[Data listing]
■ ■ ■ ■

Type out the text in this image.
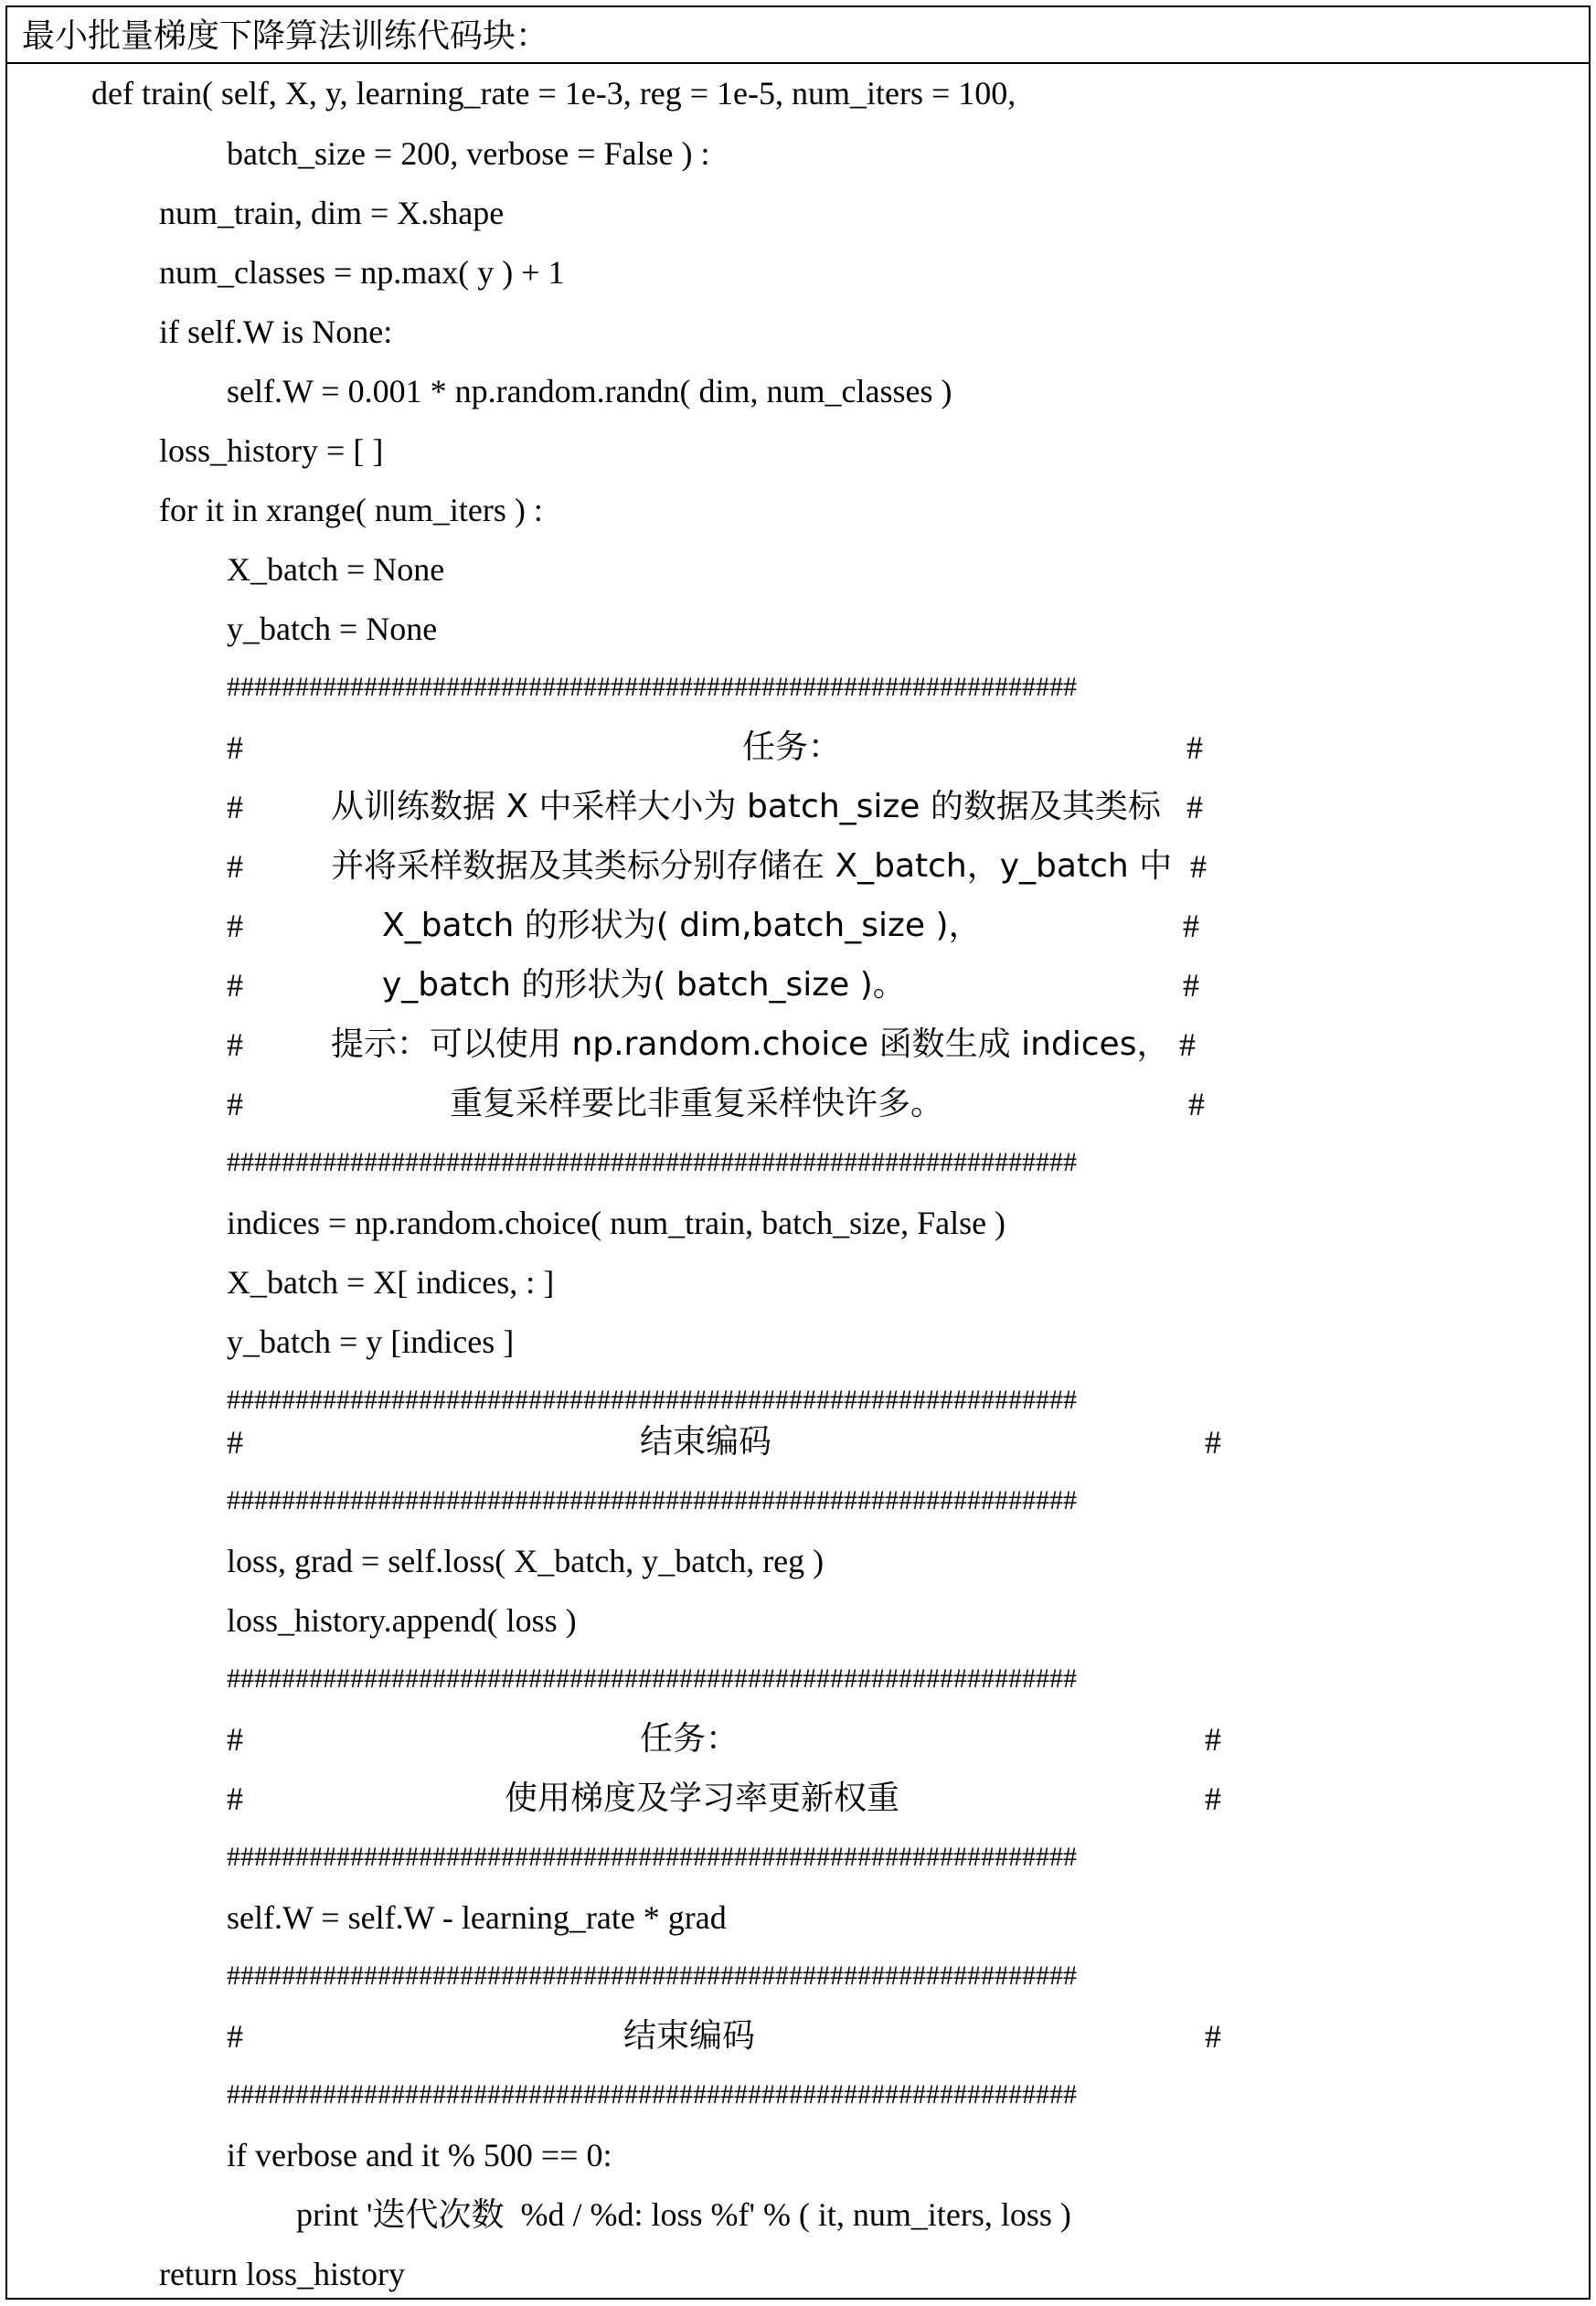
最小批量梯度下降算法训练代码块：
def train( self, X, y, learning_rate = 1e-3, reg = 1e-5, num_iters = 100,
batch_size = 200, verbose = False ) :
num_train, dim = X.shape
num_classes = np.max( y ) + 1
if self.W is None:
self.W = 0.001 * np.random.randn( dim, num_classes )
loss_history = [ ]
for it in xrange( num_iters ) :
X_batch = None
y_batch = None
##############################################################
#	任务：	#
#	从训练数据 X 中采样大小为 batch_size 的数据及其类标 #
#	并将采样数据及其类标分别存储在 X_batch，y_batch 中 #
#	X_batch 的形状为( dim,batch_size )，	#
#	y_batch 的形状为( batch_size )。	#
#	提示：可以使用 np.random.choice 函数生成 indices， #
#	重复采样要比非重复采样快许多。	#
##############################################################
indices = np.random.choice( num_train, batch_size, False )
X_batch = X[ indices, : ]
y_batch = y [indices ]
##############################################################
#	结束编码	#
##############################################################
loss, grad = self.loss( X_batch, y_batch, reg )
loss_history.append( loss )
##############################################################
#	任务：	#
#	使用梯度及学习率更新权重	#
##############################################################
self.W = self.W - learning_rate * grad
##############################################################
#	结束编码	#
##############################################################
if verbose and it % 500 == 0:
print '迭代次数  %d / %d: loss %f' % ( it, num_iters, loss )
return loss_history
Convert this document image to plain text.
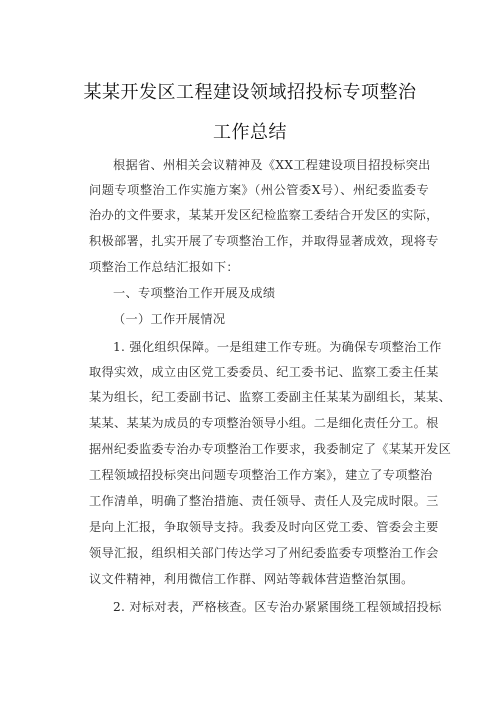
某某开发区工程建设领域招投标专项整治
工作总结
根据省、州相关会议精神及《XX工程建设项目招投标突出
问题专项整治工作实施方案》（州公管委X号）、州纪委监委专
治办的文件要求，某某开发区纪检监察工委结合开发区的实际，
积极部署，扎实开展了专项整治工作，并取得显著成效，现将专
项整治工作总结汇报如下：
一、专项整治工作开展及成绩
（一）工作开展情况
1. 强化组织保障。一是组建工作专班。为确保专项整治工作
取得实效，成立由区党工委委员、纪工委书记、监察工委主任某
某为组长，纪工委副书记、监察工委副主任某某为副组长，某某、
某某、某某为成员的专项整治领导小组。二是细化责任分工。根
据州纪委监委专治办专项整治工作要求，我委制定了《某某开发区
工程领域招投标突出问题专项整治工作方案》，建立了专项整治
工作清单，明确了整治措施、责任领导、责任人及完成时限。三
是向上汇报，争取领导支持。我委及时向区党工委、管委会主要
领导汇报，组织相关部门传达学习了州纪委监委专项整治工作会
议文件精神，利用微信工作群、网站等载体营造整治氛围。
2. 对标对表，严格核查。区专治办紧紧围绕工程领域招投标
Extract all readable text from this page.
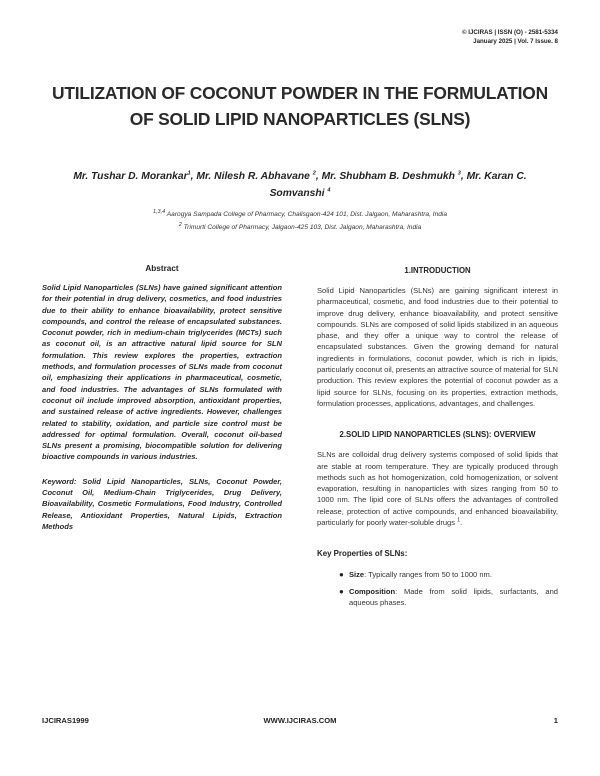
© IJCIRAS | ISSN (O) - 2581-5334
January 2025 | Vol. 7 Issue. 8
UTILIZATION OF COCONUT POWDER IN THE FORMULATION OF SOLID LIPID NANOPARTICLES (SLNS)

Mr. Tushar D. Morankar$^1$, Mr. Nilesh R. Abhavane $^2$, Mr. Shubham B. Deshmukh $^3$, Mr. Karan C. Somvanshi $^4$

$^{1,3,4}$ Aarogya Sampada College of Pharmacy, Chalisgaon-424 101, Dist. Jalgaon, Maharashtra, India
$^2$ Trimurti College of Pharmacy, Jalgaon-425 103, Dist. Jalgaon, Maharashtra, India
Abstract

Solid Lipid Nanoparticles (SLNs) have gained significant attention for their potential in drug delivery, cosmetics, and food industries due to their ability to enhance bioavailability, protect sensitive compounds, and control the release of encapsulated substances. Coconut powder, rich in medium-chain triglycerides (MCTs) such as coconut oil, is an attractive natural lipid source for SLN formulation. This review explores the properties, extraction methods, and formulation processes of SLNs made from coconut oil, emphasizing their applications in pharmaceutical, cosmetic, and food industries. The advantages of SLNs formulated with coconut oil include improved absorption, antioxidant properties, and sustained release of active ingredients. However, challenges related to stability, oxidation, and particle size control must be addressed for optimal formulation. Overall, coconut oil-based SLNs present a promising, biocompatible solution for delivering bioactive compounds in various industries.

Keyword: Solid Lipid Nanoparticles, SLNs, Coconut Powder, Coconut Oil, Medium-Chain Triglycerides, Drug Delivery, Bioavailability, Cosmetic Formulations, Food Industry, Controlled Release, Antioxidant Properties, Natural Lipids, Extraction Methods

1.INTRODUCTION

Solid Lipid Nanoparticles (SLNs) are gaining significant interest in pharmaceutical, cosmetic, and food industries due to their potential to improve drug delivery, enhance bioavailability, and protect sensitive compounds. SLNs are composed of solid lipids stabilized in an aqueous phase, and they offer a unique way to control the release of encapsulated substances. Given the growing demand for natural ingredients in formulations, coconut powder, which is rich in lipids, particularly coconut oil, presents an attractive source of material for SLN production. This review explores the potential of coconut powder as a lipid source for SLNs, focusing on its properties, extraction methods, formulation processes, applications, advantages, and challenges.

2.SOLID LIPID NANOPARTICLES (SLNS): OVERVIEW

SLNs are colloidal drug delivery systems composed of solid lipids that are stable at room temperature. They are typically produced through methods such as hot homogenization, cold homogenization, or solvent evaporation, resulting in nanoparticles with sizes ranging from 50 to 1000 nm. The lipid core of SLNs offers the advantages of controlled release, protection of active compounds, and enhanced bioavailability, particularly for poorly water-soluble drugs $^1$.

Key Properties of SLNs:
● Size: Typically ranges from 50 to 1000 nm.
● Composition: Made from solid lipids, surfactants, and aqueous phases.
IJCIRAS1999	WWW.IJCIRAS.COM	1
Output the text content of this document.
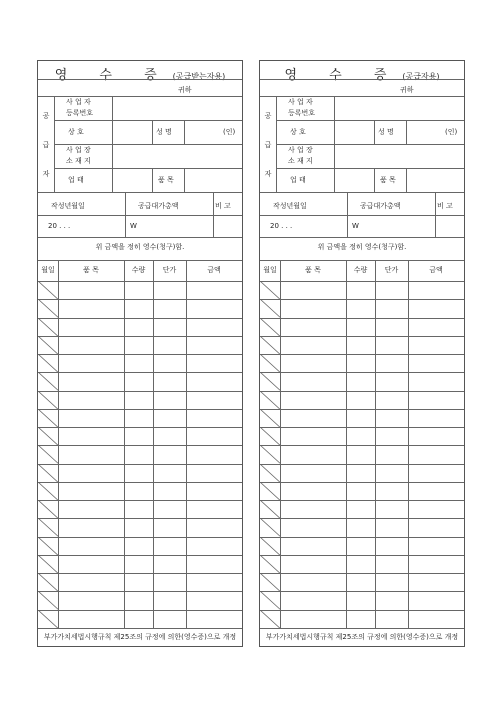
영 수 증 (공급받는자용)
귀하
공
급
자
사 업 자
등록번호
상 호	성 명	(인)
사 업 장
소 재 지
업 태	품 목
작성년월일	공급대가총액	비 고
20 . . .	W
위 금액을 정히 영수(청구)함.
월일	품 목	수량	단가	금액
부가가치세법시행규칙 제25조의 규정에 의한(영수증)으로 개정
영 수 증 (공급자용)
귀하
공
급
자
사 업 자
등록번호
상 호	성 명	(인)
사 업 장
소 재 지
업 태	품 목
작성년월일	공급대가총액	비 고
20 . . .	W
위 금액을 정히 영수(청구)함.
월일	품 목	수량	단가	금액
부가가치세법시행규칙 제25조의 규정에 의한(영수증)으로 개정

■ ■ ■ ■

→ **STATED EXERCISE**: The records above are to be reproduced exactly; the pictures are to be left out.

→ **RESPONSE TO THIS TASK**:
Type out the text in this image.
最小批量梯度下降算法训练代码块：
def train( self, X, y, learning_rate = 1e-3, reg = 1e-5, num_iters = 100,
batch_size = 200, verbose = False ) :
num_train, dim = X.shape
num_classes = np.max( y ) + 1
if self.W is None:
self.W = 0.001 * np.random.randn( dim, num_classes )
loss_history = [ ]
for it in xrange( num_iters ) :
X_batch = None
y_batch = None
##############################################################
#	任务：	#
#	从训练数据 X 中采样大小为 batch_size 的数据及其类标 #
#	并将采样数据及其类标分别存储在 X_batch，y_batch 中 #
#	X_batch 的形状为( dim,batch_size )，	#
#	y_batch 的形状为( batch_size )。	#
#	提示：可以使用 np.random.choice 函数生成 indices， #
#	重复采样要比非重复采样快许多。	#
##############################################################
indices = np.random.choice( num_train, batch_size, False )
X_batch = X[ indices, : ]
y_batch = y [indices ]
##############################################################
#	结束编码	#
##############################################################
loss, grad = self.loss( X_batch, y_batch, reg )
loss_history.append( loss )
##############################################################
#	任务：	#
#	使用梯度及学习率更新权重	#
##############################################################
self.W = self.W - learning_rate * grad
##############################################################
#	结束编码	#
##############################################################
if verbose and it % 500 == 0:
print '迭代次数  %d / %d: loss %f' % ( it, num_iters, loss )
return loss_history
Convert this document image to plain text.
某某开发区工程建设领域招投标专项整治
工作总结
根据省、州相关会议精神及《XX工程建设项目招投标突出
问题专项整治工作实施方案》（州公管委X号）、州纪委监委专
治办的文件要求，某某开发区纪检监察工委结合开发区的实际，
积极部署，扎实开展了专项整治工作，并取得显著成效，现将专
项整治工作总结汇报如下：
一、专项整治工作开展及成绩
（一）工作开展情况
1. 强化组织保障。一是组建工作专班。为确保专项整治工作
取得实效，成立由区党工委委员、纪工委书记、监察工委主任某
某为组长，纪工委副书记、监察工委副主任某某为副组长，某某、
某某、某某为成员的专项整治领导小组。二是细化责任分工。根
据州纪委监委专治办专项整治工作要求，我委制定了《某某开发区
工程领域招投标突出问题专项整治工作方案》，建立了专项整治
工作清单，明确了整治措施、责任领导、责任人及完成时限。三
是向上汇报，争取领导支持。我委及时向区党工委、管委会主要
领导汇报，组织相关部门传达学习了州纪委监委专项整治工作会
议文件精神，利用微信工作群、网站等载体营造整治氛围。
2. 对标对表，严格核查。区专治办紧紧围绕工程领域招投标
Extract all readable text from this page.
© IJCIRAS | ISSN (O) - 2581-5334
January 2025 | Vol. 7 Issue. 8
UTILIZATION OF COCONUT POWDER IN THE FORMULATION OF SOLID LIPID NANOPARTICLES (SLNS)

Mr. Tushar D. Morankar$^1$, Mr. Nilesh R. Abhavane $^2$, Mr. Shubham B. Deshmukh $^3$, Mr. Karan C. Somvanshi $^4$

$^{1,3,4}$ Aarogya Sampada College of Pharmacy, Chalisgaon-424 101, Dist. Jalgaon, Maharashtra, India
$^2$ Trimurti College of Pharmacy, Jalgaon-425 103, Dist. Jalgaon, Maharashtra, India
Abstract

Solid Lipid Nanoparticles (SLNs) have gained significant attention for their potential in drug delivery, cosmetics, and food industries due to their ability to enhance bioavailability, protect sensitive compounds, and control the release of encapsulated substances. Coconut powder, rich in medium-chain triglycerides (MCTs) such as coconut oil, is an attractive natural lipid source for SLN formulation. This review explores the properties, extraction methods, and formulation processes of SLNs made from coconut oil, emphasizing their applications in pharmaceutical, cosmetic, and food industries. The advantages of SLNs formulated with coconut oil include improved absorption, antioxidant properties, and sustained release of active ingredients. However, challenges related to stability, oxidation, and particle size control must be addressed for optimal formulation. Overall, coconut oil-based SLNs present a promising, biocompatible solution for delivering bioactive compounds in various industries.

Keyword: Solid Lipid Nanoparticles, SLNs, Coconut Powder, Coconut Oil, Medium-Chain Triglycerides, Drug Delivery, Bioavailability, Cosmetic Formulations, Food Industry, Controlled Release, Antioxidant Properties, Natural Lipids, Extraction Methods

1.INTRODUCTION

Solid Lipid Nanoparticles (SLNs) are gaining significant interest in pharmaceutical, cosmetic, and food industries due to their potential to improve drug delivery, enhance bioavailability, and protect sensitive compounds. SLNs are composed of solid lipids stabilized in an aqueous phase, and they offer a unique way to control the release of encapsulated substances. Given the growing demand for natural ingredients in formulations, coconut powder, which is rich in lipids, particularly coconut oil, presents an attractive source of material for SLN production. This review explores the potential of coconut powder as a lipid source for SLNs, focusing on its properties, extraction methods, formulation processes, applications, advantages, and challenges.

2.SOLID LIPID NANOPARTICLES (SLNS): OVERVIEW

SLNs are colloidal drug delivery systems composed of solid lipids that are stable at room temperature. They are typically produced through methods such as hot homogenization, cold homogenization, or solvent evaporation, resulting in nanoparticles with sizes ranging from 50 to 1000 nm. The lipid core of SLNs offers the advantages of controlled release, protection of active compounds, and enhanced bioavailability, particularly for poorly water-soluble drugs $^1$.

Key Properties of SLNs:
● Size: Typically ranges from 50 to 1000 nm.
● Composition: Made from solid lipids, surfactants, and aqueous phases.
IJCIRAS1999	WWW.IJCIRAS.COM	1
Output the text content of this document.
영 수 증 (공급받는자용)
귀하
공
급
자
사 업 자
등록번호
상 호	성 명	(인)
사 업 장
소 재 지
업 태	품 목
작성년월일	공급대가총액	비 고
20 . . .	W
위 금액을 정히 영수(청구)함.
월일	품 목	수량	단가	금액
부가가치세법시행규칙 제25조의 규정에 의한(영수증)으로 개정
영 수 증 (공급자용)
귀하
공
급
자
사 업 자
등록번호
상 호	성 명	(인)
사 업 장
소 재 지
업 태	품 목
작성년월일	공급대가총액	비 고
20 . . .	W
위 금액을 정히 영수(청구)함.
월일	품 목	수량	단가	금액
부가가치세법시행규칙 제25조의 규정에 의한(영수증)으로 개정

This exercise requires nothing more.